[Collected data]
╭──

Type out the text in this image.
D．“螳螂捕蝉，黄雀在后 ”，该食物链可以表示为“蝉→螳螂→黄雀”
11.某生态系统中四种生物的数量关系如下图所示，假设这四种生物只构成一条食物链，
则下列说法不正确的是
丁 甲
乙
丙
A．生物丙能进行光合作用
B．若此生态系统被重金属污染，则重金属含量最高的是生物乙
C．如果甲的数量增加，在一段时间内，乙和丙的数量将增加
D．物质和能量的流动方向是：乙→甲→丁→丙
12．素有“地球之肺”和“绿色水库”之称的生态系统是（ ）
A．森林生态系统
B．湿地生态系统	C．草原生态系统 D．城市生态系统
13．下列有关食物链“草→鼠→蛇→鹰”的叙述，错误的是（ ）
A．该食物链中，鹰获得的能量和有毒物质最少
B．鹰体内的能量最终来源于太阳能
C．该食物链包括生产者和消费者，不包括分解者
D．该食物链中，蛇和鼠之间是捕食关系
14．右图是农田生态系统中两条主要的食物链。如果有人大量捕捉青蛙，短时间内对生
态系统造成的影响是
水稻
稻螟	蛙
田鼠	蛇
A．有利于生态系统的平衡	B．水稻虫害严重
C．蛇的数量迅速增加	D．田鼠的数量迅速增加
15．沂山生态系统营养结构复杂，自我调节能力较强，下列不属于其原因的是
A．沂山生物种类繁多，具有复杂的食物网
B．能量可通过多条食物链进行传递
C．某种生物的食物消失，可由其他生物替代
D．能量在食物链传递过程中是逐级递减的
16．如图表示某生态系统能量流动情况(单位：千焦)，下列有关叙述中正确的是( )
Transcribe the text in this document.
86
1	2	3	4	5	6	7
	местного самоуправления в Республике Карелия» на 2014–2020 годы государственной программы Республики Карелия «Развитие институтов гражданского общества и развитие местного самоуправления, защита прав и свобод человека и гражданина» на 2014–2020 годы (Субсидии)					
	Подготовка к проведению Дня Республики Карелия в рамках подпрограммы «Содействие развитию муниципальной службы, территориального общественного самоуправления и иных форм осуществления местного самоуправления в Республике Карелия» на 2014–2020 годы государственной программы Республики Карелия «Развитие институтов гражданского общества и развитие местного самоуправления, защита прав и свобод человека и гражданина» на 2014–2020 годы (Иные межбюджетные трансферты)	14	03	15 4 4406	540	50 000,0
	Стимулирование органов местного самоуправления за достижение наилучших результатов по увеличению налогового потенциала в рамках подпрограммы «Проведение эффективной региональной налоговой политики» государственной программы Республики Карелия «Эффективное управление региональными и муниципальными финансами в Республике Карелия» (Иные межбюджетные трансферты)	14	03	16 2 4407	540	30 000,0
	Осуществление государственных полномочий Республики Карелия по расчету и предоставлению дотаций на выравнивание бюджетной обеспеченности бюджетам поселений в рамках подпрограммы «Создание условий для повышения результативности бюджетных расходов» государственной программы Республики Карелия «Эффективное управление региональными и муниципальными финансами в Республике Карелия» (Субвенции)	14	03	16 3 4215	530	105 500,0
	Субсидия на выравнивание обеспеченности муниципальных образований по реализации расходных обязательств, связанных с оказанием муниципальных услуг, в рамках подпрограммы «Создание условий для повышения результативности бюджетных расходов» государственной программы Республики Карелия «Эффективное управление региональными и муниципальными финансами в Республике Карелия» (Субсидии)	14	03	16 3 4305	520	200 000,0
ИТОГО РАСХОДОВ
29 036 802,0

╰──

Look for the word "защита" and return every line where it occurs.

Full output =
	местного самоуправления в Республике Карелия» на 2014–2020 годы государственной программы Республики Карелия «Развитие институтов гражданского общества и развитие местного самоуправления, защита прав и свобод человека и гражданина» на 2014–2020 годы (Субсидии)					
	Подготовка к проведению Дня Республики Карелия в рамках подпрограммы «Содействие развитию муниципальной службы, территориального общественного самоуправления и иных форм осуществления местного самоуправления в Республике Карелия» на 2014–2020 годы государственной программы Республики Карелия «Развитие институтов гражданского общества и развитие местного самоуправления, защита прав и свобод человека и гражданина» на 2014–2020 годы (Иные межбюджетные трансферты)	14	03	15 4 4406	540	50 000,0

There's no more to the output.